Work instructions
Without any pictures, restate the lines from the one containing "Parse this screenshot: output" to the one containing "What data populates", word for word, ends included.

### Records for processing ###

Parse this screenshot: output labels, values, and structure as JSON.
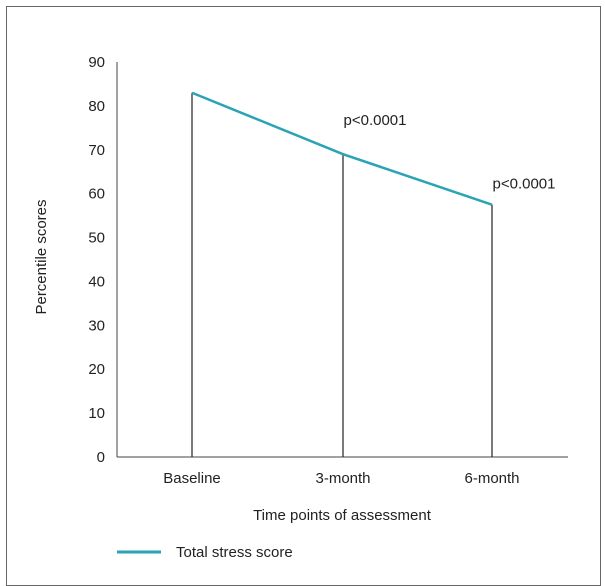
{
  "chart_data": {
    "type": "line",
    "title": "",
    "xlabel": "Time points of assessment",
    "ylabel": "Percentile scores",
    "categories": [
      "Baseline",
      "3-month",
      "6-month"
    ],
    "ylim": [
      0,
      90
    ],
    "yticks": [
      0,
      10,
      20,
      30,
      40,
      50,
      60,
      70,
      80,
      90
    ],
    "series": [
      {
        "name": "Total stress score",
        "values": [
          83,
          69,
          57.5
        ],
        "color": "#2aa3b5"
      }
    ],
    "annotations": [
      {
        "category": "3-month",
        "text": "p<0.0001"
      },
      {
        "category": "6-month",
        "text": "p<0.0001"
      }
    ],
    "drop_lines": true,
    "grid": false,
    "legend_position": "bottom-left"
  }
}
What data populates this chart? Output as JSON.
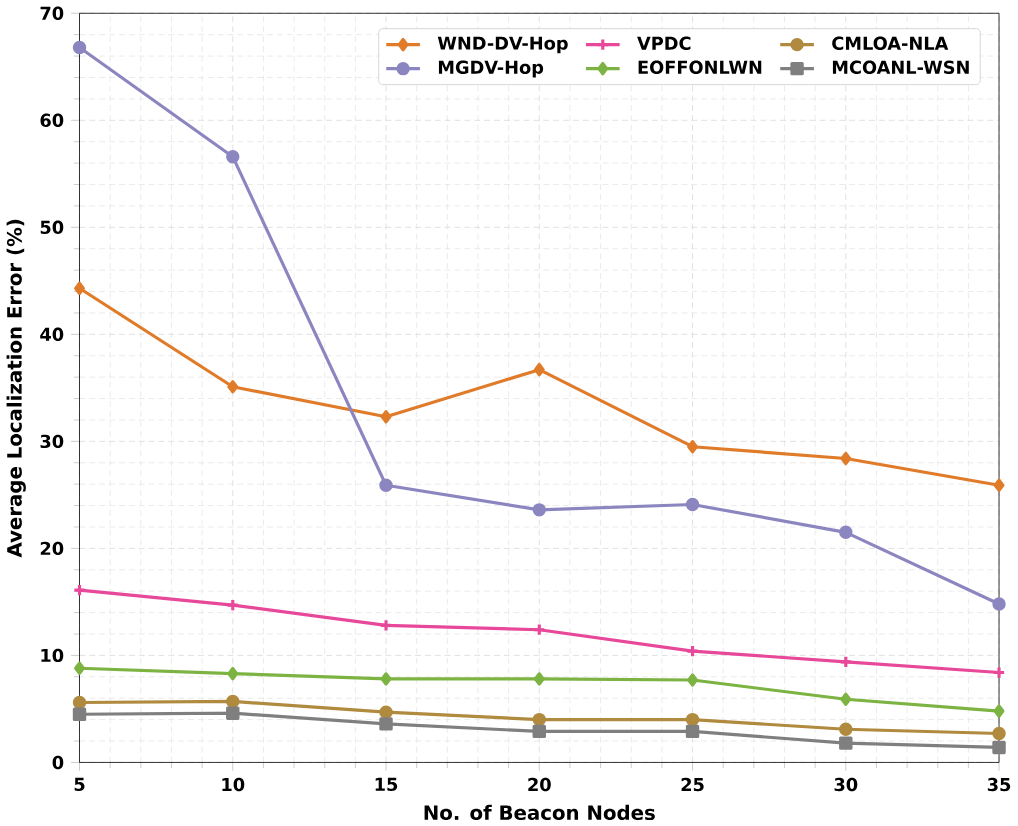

###
### Records for processing ###

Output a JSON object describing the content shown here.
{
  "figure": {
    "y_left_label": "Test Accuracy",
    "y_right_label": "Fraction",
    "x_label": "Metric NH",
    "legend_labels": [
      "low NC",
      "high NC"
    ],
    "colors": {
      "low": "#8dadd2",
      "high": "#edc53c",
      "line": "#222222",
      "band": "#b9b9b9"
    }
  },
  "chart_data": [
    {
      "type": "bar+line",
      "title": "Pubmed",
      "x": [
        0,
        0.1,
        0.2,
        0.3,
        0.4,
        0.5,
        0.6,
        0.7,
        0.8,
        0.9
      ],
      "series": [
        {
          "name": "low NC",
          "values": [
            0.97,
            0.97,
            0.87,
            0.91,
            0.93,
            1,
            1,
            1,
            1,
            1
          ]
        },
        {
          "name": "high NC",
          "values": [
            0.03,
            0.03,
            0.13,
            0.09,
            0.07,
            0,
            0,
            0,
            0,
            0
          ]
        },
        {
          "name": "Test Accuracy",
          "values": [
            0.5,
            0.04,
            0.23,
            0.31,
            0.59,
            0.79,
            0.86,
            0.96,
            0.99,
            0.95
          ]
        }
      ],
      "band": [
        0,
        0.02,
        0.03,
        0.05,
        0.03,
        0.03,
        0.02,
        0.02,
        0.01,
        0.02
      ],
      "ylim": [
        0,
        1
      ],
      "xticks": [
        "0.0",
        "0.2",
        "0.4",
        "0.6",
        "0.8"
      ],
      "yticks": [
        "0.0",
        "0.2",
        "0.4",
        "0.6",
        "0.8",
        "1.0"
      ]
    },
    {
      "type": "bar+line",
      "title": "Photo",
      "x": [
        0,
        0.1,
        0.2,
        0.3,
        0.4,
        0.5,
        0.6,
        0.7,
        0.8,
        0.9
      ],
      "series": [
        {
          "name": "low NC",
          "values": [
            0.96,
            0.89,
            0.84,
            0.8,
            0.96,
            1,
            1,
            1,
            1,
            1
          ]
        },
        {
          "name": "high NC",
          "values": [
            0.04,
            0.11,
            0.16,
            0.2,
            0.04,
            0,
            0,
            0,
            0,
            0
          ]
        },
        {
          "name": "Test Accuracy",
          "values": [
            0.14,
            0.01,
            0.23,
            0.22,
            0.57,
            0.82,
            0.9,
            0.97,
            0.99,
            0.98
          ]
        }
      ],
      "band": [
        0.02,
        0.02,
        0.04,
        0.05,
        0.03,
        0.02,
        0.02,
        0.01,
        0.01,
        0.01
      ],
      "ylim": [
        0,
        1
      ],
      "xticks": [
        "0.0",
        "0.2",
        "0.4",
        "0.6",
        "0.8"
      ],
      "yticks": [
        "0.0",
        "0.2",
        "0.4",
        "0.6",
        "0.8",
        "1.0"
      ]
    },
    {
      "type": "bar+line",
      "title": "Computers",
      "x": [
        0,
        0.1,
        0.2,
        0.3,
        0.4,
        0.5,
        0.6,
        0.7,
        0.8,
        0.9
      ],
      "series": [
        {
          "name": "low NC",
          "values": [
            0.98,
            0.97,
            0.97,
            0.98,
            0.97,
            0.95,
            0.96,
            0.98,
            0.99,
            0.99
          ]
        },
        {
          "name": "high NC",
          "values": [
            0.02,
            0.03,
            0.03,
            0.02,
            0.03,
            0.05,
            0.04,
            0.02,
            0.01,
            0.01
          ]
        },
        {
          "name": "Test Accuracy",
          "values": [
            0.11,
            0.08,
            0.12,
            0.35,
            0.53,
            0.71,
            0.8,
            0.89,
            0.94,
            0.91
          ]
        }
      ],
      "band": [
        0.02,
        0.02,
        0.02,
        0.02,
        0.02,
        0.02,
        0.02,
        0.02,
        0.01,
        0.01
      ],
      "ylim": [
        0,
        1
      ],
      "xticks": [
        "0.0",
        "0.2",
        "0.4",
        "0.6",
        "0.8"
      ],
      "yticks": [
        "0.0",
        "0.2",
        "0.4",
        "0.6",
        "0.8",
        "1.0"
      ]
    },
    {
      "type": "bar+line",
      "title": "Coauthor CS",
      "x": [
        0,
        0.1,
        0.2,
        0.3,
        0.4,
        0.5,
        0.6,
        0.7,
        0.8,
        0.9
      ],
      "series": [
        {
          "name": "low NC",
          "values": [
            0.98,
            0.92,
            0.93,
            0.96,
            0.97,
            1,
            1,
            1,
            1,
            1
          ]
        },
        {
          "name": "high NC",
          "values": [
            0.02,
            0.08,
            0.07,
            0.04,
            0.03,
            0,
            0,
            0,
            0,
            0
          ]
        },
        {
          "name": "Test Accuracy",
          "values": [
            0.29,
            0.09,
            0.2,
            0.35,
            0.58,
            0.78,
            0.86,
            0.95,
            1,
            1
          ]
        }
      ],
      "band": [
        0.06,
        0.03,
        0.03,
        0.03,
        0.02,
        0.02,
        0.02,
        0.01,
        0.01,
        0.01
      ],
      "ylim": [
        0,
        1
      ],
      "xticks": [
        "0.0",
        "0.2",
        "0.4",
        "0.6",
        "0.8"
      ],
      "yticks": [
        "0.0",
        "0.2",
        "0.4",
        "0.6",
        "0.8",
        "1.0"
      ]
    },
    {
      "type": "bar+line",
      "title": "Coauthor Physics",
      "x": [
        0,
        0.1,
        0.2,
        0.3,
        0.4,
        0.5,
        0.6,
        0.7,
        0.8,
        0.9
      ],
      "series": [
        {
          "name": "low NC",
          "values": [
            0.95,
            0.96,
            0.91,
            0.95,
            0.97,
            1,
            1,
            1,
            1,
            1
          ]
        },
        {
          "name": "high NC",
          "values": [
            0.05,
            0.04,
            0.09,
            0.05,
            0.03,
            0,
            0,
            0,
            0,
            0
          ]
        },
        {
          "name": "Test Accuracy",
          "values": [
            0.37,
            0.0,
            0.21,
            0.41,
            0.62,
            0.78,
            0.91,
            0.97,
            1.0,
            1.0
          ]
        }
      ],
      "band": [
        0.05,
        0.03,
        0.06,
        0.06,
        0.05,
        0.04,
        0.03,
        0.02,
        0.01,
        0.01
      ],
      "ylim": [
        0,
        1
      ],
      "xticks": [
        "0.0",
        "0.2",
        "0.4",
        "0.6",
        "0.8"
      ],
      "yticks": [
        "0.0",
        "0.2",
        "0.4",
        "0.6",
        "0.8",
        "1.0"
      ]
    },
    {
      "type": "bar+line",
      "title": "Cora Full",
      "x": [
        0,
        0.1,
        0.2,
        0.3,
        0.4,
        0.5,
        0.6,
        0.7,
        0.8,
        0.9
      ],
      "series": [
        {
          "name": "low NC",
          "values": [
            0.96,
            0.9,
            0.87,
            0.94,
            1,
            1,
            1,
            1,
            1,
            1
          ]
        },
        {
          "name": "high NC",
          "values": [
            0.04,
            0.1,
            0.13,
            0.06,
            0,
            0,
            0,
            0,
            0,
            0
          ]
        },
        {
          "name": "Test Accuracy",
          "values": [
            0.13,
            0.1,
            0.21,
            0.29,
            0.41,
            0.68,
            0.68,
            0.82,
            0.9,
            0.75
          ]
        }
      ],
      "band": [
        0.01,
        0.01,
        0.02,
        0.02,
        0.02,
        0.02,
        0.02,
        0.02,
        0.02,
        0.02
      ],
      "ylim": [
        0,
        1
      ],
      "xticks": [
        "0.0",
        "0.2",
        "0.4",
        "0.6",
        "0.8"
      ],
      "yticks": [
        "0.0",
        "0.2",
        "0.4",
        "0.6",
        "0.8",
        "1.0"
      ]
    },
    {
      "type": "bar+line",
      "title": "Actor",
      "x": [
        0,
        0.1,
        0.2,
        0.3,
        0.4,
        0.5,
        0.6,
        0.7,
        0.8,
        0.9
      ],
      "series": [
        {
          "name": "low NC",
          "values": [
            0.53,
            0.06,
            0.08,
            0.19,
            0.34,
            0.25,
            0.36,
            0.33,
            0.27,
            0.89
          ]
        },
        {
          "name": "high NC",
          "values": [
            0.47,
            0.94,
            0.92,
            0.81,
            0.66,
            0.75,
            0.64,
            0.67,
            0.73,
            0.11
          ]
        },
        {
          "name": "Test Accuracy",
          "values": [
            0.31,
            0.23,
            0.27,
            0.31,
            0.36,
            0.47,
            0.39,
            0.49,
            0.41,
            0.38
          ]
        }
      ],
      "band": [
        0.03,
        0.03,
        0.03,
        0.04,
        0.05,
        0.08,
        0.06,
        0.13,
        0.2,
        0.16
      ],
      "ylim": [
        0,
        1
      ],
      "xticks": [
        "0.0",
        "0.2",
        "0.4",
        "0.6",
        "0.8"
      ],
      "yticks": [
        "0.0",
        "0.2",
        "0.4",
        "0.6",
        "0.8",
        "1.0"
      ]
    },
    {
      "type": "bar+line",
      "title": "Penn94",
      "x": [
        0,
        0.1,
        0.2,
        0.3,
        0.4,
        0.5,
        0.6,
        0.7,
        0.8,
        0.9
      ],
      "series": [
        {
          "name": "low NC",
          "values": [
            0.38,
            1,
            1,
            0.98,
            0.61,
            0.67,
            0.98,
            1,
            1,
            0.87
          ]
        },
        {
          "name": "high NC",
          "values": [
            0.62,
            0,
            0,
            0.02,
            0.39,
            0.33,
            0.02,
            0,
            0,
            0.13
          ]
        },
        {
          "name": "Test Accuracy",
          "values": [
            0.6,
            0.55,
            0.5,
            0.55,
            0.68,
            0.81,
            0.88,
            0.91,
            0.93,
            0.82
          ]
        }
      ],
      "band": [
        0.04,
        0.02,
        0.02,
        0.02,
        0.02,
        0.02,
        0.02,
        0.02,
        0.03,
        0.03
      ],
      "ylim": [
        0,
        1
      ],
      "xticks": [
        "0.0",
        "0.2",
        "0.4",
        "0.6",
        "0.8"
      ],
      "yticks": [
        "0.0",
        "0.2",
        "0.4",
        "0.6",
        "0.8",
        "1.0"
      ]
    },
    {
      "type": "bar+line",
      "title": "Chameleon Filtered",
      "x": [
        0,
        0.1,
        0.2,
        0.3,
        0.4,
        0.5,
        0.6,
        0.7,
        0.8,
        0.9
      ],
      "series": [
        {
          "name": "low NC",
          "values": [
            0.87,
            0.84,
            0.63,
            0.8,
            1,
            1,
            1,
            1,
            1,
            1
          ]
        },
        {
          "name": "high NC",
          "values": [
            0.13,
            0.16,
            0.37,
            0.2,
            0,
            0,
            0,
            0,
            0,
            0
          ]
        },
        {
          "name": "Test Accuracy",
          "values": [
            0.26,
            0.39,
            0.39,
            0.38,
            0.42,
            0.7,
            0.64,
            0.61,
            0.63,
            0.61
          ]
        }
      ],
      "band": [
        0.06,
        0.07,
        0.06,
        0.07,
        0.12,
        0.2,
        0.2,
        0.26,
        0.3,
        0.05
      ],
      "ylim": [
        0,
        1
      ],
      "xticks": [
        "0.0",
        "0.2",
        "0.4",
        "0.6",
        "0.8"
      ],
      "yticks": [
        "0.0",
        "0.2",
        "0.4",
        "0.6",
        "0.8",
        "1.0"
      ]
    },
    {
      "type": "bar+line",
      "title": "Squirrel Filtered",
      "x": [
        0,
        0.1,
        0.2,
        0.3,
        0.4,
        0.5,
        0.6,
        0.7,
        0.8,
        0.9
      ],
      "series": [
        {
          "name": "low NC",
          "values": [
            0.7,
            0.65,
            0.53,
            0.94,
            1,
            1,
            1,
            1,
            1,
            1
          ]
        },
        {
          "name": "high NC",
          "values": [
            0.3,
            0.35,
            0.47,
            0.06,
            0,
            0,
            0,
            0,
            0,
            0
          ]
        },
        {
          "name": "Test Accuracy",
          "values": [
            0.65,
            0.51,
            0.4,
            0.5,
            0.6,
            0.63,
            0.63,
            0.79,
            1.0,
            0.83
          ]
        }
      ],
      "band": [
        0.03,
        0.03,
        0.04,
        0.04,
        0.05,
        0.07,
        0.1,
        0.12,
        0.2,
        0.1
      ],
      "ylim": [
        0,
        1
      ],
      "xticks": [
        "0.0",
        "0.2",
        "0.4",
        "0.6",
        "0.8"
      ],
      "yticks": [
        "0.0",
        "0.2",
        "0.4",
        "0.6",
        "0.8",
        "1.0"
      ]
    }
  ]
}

###
### Records for processing ###

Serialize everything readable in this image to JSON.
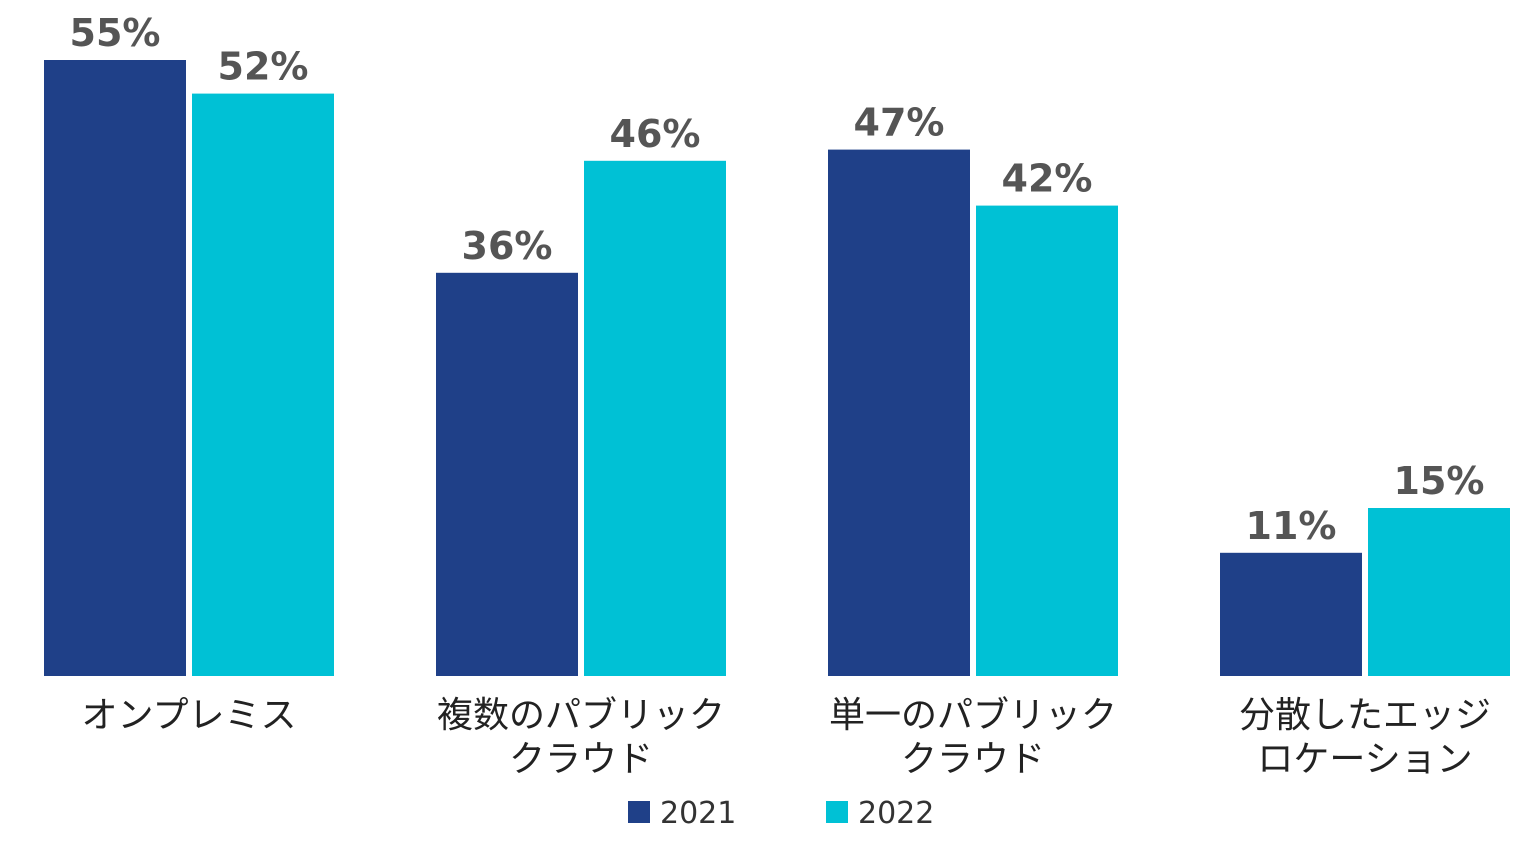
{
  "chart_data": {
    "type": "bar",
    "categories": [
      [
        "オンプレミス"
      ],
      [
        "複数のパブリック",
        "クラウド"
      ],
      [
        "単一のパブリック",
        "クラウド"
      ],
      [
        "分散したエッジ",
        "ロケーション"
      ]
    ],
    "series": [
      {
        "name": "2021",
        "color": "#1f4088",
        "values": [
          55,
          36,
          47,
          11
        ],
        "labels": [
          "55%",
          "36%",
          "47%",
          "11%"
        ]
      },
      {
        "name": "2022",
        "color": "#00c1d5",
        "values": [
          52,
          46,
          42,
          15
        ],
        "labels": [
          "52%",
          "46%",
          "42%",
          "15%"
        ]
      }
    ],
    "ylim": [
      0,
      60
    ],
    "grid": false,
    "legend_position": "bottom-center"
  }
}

###

Answer for the task
Parse this screenshot: output labels, values, and structure as JSON.
{
  "chart_data": {
    "type": "line",
    "title": "",
    "xlabel": "Time points of assessment",
    "ylabel": "Percentile scores",
    "categories": [
      "Baseline",
      "3-month",
      "6-month"
    ],
    "ylim": [
      0,
      90
    ],
    "yticks": [
      0,
      10,
      20,
      30,
      40,
      50,
      60,
      70,
      80,
      90
    ],
    "series": [
      {
        "name": "Total stress score",
        "values": [
          83,
          69,
          57.5
        ],
        "color": "#2aa3b5"
      }
    ],
    "annotations": [
      {
        "category": "3-month",
        "text": "p<0.0001"
      },
      {
        "category": "6-month",
        "text": "p<0.0001"
      }
    ],
    "drop_lines": true,
    "grid": false,
    "legend_position": "bottom-left"
  }
}
What data populates this chart? Output as JSON.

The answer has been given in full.